- **Quoted passage**:
How strong this tendency is, or has been, in the American school, may be
judged from the following anecdote. A boy of unmixed English parentage,
whose father and mother had settled in America, was educated at the
public school of his district. On the day when Mr. Cleveland's Venezuela
message was given to the world, he came home from school radiant, and
shouted to his parents: "Hurrah! We're going to war with England! We've
whipped you twice before, and we're going to do it again." It is clear
that at this academy Anglomania formed no part of the curriculum; and
who can doubt that in myriads of cases these schoolboy animosities
subsist throughout life, either active, or dormant and easily awakened?

Let us admit without shrinking that the history of the United States
cannot be truthfully written in such a way as to ingratiate Great
Britain with the youth of America. There have been painful episodes
between the two nations, in which England has, on the whole, acted
stupidly, or arrogantly, or both. Nor can we shift the whole blame upon
George III. or his Ministers. They were responsible for the actual
Revolution; but after the Revolution, down even to the time of the
Civil War inclusive, the English people, though guiltless in the main of
active hostility to America, cannot be acquitted of ignorance and
indifference. It is not in the least to be desired that American history
should be written with a pro-English bias, and, as I have said, I do not
find the anti-English bias, even in inferior text-books, so excessive as
it is sometimes represented to be. The anti-English sentiment of
American schools is, as it seems to me, an inevitable phenomenon of
juvenile psychology, under the given conditions; and it is the
alteration in the actual conditions wrought by recent events, rather
than any marked change in the tone of the text-books, that may, I think,
be trusted to soothe the schoolboy's savage breast. England has now done
what she had never done before: shown herself conspicuously friendly to
the United States; and another European country has given occasion for
spirit-stirring manifestations of American prowess. Thus England is
deposed for the time, and we may trust for ever, from her position as
the one traditional arch-enemy.

- **Exercise directions**:
Resume the passage on anti-English feeling in American schools, picking up after its final sentence.

- **Extracted entries**:
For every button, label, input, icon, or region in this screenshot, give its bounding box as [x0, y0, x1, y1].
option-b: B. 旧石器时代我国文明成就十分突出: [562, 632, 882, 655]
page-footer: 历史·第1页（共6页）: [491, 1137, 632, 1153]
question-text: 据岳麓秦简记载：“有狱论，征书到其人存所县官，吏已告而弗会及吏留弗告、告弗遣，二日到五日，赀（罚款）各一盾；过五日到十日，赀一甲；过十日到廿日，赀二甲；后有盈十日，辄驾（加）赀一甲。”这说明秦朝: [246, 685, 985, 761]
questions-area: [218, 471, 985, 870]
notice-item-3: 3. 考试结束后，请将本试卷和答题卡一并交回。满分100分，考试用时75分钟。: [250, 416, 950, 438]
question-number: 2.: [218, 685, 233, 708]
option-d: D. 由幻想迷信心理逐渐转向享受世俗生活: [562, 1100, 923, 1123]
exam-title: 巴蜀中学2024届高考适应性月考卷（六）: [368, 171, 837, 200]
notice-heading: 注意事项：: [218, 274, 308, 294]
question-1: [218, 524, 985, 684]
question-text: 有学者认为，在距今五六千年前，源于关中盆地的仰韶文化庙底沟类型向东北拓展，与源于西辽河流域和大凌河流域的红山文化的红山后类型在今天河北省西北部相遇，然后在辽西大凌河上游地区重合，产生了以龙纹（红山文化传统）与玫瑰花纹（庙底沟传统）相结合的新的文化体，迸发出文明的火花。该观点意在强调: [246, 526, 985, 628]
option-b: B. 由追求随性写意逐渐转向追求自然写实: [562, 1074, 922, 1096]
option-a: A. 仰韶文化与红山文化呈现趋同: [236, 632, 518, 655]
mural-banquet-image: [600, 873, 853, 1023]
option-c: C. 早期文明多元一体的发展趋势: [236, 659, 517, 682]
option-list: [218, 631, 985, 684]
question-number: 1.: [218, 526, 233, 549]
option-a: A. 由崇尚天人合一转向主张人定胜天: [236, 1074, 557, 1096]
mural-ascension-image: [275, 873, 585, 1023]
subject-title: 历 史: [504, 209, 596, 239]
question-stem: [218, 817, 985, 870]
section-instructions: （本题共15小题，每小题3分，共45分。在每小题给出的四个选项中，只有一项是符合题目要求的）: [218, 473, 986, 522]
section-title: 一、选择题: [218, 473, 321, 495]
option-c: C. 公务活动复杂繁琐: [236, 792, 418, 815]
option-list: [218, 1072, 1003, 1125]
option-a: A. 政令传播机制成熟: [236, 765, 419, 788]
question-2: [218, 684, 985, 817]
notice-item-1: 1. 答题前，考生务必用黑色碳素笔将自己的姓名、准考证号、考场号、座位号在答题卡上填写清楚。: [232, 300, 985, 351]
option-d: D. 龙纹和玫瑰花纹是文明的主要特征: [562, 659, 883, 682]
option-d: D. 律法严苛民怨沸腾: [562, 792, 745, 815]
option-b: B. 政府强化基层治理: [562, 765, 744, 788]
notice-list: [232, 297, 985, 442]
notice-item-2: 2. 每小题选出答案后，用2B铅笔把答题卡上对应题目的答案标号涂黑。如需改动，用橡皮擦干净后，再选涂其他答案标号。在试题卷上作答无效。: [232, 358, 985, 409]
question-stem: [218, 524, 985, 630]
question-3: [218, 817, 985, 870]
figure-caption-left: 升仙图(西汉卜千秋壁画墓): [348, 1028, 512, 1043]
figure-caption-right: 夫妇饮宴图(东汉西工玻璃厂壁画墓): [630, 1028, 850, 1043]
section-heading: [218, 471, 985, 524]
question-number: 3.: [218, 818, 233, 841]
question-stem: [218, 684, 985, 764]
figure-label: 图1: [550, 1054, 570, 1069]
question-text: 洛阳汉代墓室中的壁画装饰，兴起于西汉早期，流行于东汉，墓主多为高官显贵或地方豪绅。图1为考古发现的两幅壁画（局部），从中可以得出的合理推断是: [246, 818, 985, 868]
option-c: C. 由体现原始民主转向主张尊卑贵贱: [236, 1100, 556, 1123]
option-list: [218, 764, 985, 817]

- **Written response**:
But though the errors of commission in American history-books have been
exaggerated, I cannot but think that a common error of omission is
worthy of remark and correction. They begin American history too
late--with the discovery of America--and they do not awaken, as they
might, the just pride of race in the "unhyphenated" American boy. Long
before Columbus set sail from Palos, American history was a-making in
the shire-moots of Saxon England, at Hastings, and Runnymead, and
Bannockburn. In all the mediaeval achievements of England, in peace and
war--in her cathedrals, her castles, her universities, in Cressy,
Poictiers, and Agincourt--Americans may without paradox claim their
ancestral part. Why should the sons of the English who emigrated leave
to the sons of those who stayed at home the undivided credit of having
sent to the right-about the Invincible Armada? Nay, it is only the very
oldest American families that can disclaim all complicity in having, as
Lord Auchinleck put it, "garred kings ken that they had a lith in their
necks." Of course I do not mean that the American schoolboy should be
taken in detail through British history down to the seventeenth century
before, so to speak, he crosses the Atlantic. But I do suggest that he
would be none the worse American for being encouraged to set a due value
on his rightful share in the achievements of earlier ancestors than
those who fought at Trenton or sailed with Decatur. Let him realise his
birthright in the glories of Britain, and he will perhaps come to take a
more magnanimous view of her errors and disasters.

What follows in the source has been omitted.